== GIVEN TASK ==
Repeat the whole of the data, keeping every detail the same.

* START *

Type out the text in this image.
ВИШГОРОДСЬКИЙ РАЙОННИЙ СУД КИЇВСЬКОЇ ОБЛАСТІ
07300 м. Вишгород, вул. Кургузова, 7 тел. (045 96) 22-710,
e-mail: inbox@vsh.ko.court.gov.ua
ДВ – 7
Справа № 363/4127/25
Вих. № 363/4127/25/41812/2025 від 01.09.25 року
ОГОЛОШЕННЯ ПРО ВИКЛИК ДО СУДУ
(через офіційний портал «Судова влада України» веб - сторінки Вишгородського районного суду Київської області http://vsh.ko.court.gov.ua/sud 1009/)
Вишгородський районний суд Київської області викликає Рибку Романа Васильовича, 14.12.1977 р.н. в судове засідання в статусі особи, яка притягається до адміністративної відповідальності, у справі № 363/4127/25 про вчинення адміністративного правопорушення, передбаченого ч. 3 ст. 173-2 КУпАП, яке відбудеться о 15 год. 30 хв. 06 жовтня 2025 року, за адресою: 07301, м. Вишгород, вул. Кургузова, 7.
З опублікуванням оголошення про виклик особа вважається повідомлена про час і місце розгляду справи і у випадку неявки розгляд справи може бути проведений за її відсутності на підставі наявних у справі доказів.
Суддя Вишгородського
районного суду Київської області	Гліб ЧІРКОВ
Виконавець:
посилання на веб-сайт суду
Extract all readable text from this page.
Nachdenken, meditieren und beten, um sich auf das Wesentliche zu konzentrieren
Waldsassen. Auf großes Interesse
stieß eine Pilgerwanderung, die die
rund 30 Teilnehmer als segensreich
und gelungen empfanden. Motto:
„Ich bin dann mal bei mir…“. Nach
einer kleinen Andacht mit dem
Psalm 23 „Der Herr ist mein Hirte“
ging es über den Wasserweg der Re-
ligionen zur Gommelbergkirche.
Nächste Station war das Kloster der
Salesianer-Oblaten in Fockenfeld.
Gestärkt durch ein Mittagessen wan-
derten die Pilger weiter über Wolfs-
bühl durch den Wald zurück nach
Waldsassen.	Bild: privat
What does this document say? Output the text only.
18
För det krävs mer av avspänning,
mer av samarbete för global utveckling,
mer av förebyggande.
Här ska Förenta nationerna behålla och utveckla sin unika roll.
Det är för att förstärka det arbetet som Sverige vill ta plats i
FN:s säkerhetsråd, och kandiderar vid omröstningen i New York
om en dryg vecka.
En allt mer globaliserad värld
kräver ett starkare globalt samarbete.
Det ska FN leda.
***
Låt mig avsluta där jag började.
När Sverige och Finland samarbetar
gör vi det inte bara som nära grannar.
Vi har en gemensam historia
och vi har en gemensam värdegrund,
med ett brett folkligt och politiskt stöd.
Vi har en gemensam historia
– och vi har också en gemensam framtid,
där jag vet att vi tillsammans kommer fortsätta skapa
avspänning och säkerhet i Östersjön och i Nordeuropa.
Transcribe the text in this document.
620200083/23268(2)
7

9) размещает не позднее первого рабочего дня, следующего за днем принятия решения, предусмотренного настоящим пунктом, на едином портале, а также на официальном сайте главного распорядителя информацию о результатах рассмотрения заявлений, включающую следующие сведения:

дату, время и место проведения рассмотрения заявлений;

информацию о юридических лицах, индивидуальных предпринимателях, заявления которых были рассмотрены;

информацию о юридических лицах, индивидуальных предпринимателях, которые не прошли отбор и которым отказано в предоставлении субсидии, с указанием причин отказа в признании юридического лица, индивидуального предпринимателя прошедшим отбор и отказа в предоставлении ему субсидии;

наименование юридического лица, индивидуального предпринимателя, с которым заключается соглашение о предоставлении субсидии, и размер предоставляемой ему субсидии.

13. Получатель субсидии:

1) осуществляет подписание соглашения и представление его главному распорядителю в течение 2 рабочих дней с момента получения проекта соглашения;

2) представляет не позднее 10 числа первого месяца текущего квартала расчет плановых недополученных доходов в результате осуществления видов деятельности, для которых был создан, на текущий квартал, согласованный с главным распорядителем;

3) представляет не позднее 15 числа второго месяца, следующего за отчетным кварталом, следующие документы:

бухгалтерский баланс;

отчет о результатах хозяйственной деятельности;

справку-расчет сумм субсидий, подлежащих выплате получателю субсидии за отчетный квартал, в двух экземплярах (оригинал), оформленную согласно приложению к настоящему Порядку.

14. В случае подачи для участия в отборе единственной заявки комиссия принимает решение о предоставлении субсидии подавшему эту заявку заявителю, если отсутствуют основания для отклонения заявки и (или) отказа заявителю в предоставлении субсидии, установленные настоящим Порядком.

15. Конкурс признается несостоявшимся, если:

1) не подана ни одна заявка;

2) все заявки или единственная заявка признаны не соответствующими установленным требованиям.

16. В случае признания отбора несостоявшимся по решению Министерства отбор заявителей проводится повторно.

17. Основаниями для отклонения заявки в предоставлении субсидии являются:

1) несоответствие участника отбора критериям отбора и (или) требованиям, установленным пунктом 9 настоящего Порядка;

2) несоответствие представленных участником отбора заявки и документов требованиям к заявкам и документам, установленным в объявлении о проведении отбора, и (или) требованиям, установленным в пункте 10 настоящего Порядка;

* END *

== THE RESPONSE ==
Type out the text in this image.
ВИШГОРОДСЬКИЙ РАЙОННИЙ СУД КИЇВСЬКОЇ ОБЛАСТІ
07300 м. Вишгород, вул. Кургузова, 7 тел. (045 96) 22-710,
e-mail: inbox@vsh.ko.court.gov.ua
ДВ – 7
Справа № 363/4127/25
Вих. № 363/4127/25/41812/2025 від 01.09.25 року
ОГОЛОШЕННЯ ПРО ВИКЛИК ДО СУДУ
(через офіційний портал «Судова влада України» веб - сторінки Вишгородського районного суду Київської області http://vsh.ko.court.gov.ua/sud 1009/)
Вишгородський районний суд Київської області викликає Рибку Романа Васильовича, 14.12.1977 р.н. в судове засідання в статусі особи, яка притягається до адміністративної відповідальності, у справі № 363/4127/25 про вчинення адміністративного правопорушення, передбаченого ч. 3 ст. 173-2 КУпАП, яке відбудеться о 15 год. 30 хв. 06 жовтня 2025 року, за адресою: 07301, м. Вишгород, вул. Кургузова, 7.
З опублікуванням оголошення про виклик особа вважається повідомлена про час і місце розгляду справи і у випадку неявки розгляд справи може бути проведений за її відсутності на підставі наявних у справі доказів.
Суддя Вишгородського
районного суду Київської області	Гліб ЧІРКОВ
Виконавець:
посилання на веб-сайт суду
Extract all readable text from this page.
Nachdenken, meditieren und beten, um sich auf das Wesentliche zu konzentrieren
Waldsassen. Auf großes Interesse
stieß eine Pilgerwanderung, die die
rund 30 Teilnehmer als segensreich
und gelungen empfanden. Motto:
„Ich bin dann mal bei mir…“. Nach
einer kleinen Andacht mit dem
Psalm 23 „Der Herr ist mein Hirte“
ging es über den Wasserweg der Re-
ligionen zur Gommelbergkirche.
Nächste Station war das Kloster der
Salesianer-Oblaten in Fockenfeld.
Gestärkt durch ein Mittagessen wan-
derten die Pilger weiter über Wolfs-
bühl durch den Wald zurück nach
Waldsassen.	Bild: privat
What does this document say? Output the text only.
18
För det krävs mer av avspänning,
mer av samarbete för global utveckling,
mer av förebyggande.
Här ska Förenta nationerna behålla och utveckla sin unika roll.
Det är för att förstärka det arbetet som Sverige vill ta plats i
FN:s säkerhetsråd, och kandiderar vid omröstningen i New York
om en dryg vecka.
En allt mer globaliserad värld
kräver ett starkare globalt samarbete.
Det ska FN leda.
***
Låt mig avsluta där jag började.
När Sverige och Finland samarbetar
gör vi det inte bara som nära grannar.
Vi har en gemensam historia
och vi har en gemensam värdegrund,
med ett brett folkligt och politiskt stöd.
Vi har en gemensam historia
– och vi har också en gemensam framtid,
där jag vet att vi tillsammans kommer fortsätta skapa
avspänning och säkerhet i Östersjön och i Nordeuropa.
Transcribe the text in this document.
620200083/23268(2)
7

9) размещает не позднее первого рабочего дня, следующего за днем принятия решения, предусмотренного настоящим пунктом, на едином портале, а также на официальном сайте главного распорядителя информацию о результатах рассмотрения заявлений, включающую следующие сведения:

дату, время и место проведения рассмотрения заявлений;

информацию о юридических лицах, индивидуальных предпринимателях, заявления которых были рассмотрены;

информацию о юридических лицах, индивидуальных предпринимателях, которые не прошли отбор и которым отказано в предоставлении субсидии, с указанием причин отказа в признании юридического лица, индивидуального предпринимателя прошедшим отбор и отказа в предоставлении ему субсидии;

наименование юридического лица, индивидуального предпринимателя, с которым заключается соглашение о предоставлении субсидии, и размер предоставляемой ему субсидии.

13. Получатель субсидии:

1) осуществляет подписание соглашения и представление его главному распорядителю в течение 2 рабочих дней с момента получения проекта соглашения;

2) представляет не позднее 10 числа первого месяца текущего квартала расчет плановых недополученных доходов в результате осуществления видов деятельности, для которых был создан, на текущий квартал, согласованный с главным распорядителем;

3) представляет не позднее 15 числа второго месяца, следующего за отчетным кварталом, следующие документы:

бухгалтерский баланс;

отчет о результатах хозяйственной деятельности;

справку-расчет сумм субсидий, подлежащих выплате получателю субсидии за отчетный квартал, в двух экземплярах (оригинал), оформленную согласно приложению к настоящему Порядку.

14. В случае подачи для участия в отборе единственной заявки комиссия принимает решение о предоставлении субсидии подавшему эту заявку заявителю, если отсутствуют основания для отклонения заявки и (или) отказа заявителю в предоставлении субсидии, установленные настоящим Порядком.

15. Конкурс признается несостоявшимся, если:

1) не подана ни одна заявка;

2) все заявки или единственная заявка признаны не соответствующими установленным требованиям.

16. В случае признания отбора несостоявшимся по решению Министерства отбор заявителей проводится повторно.

17. Основаниями для отклонения заявки в предоставлении субсидии являются:

1) несоответствие участника отбора критериям отбора и (или) требованиям, установленным пунктом 9 настоящего Порядка;

2) несоответствие представленных участником отбора заявки и документов требованиям к заявкам и документам, установленным в объявлении о проведении отбора, и (или) требованиям, установленным в пункте 10 настоящего Порядка;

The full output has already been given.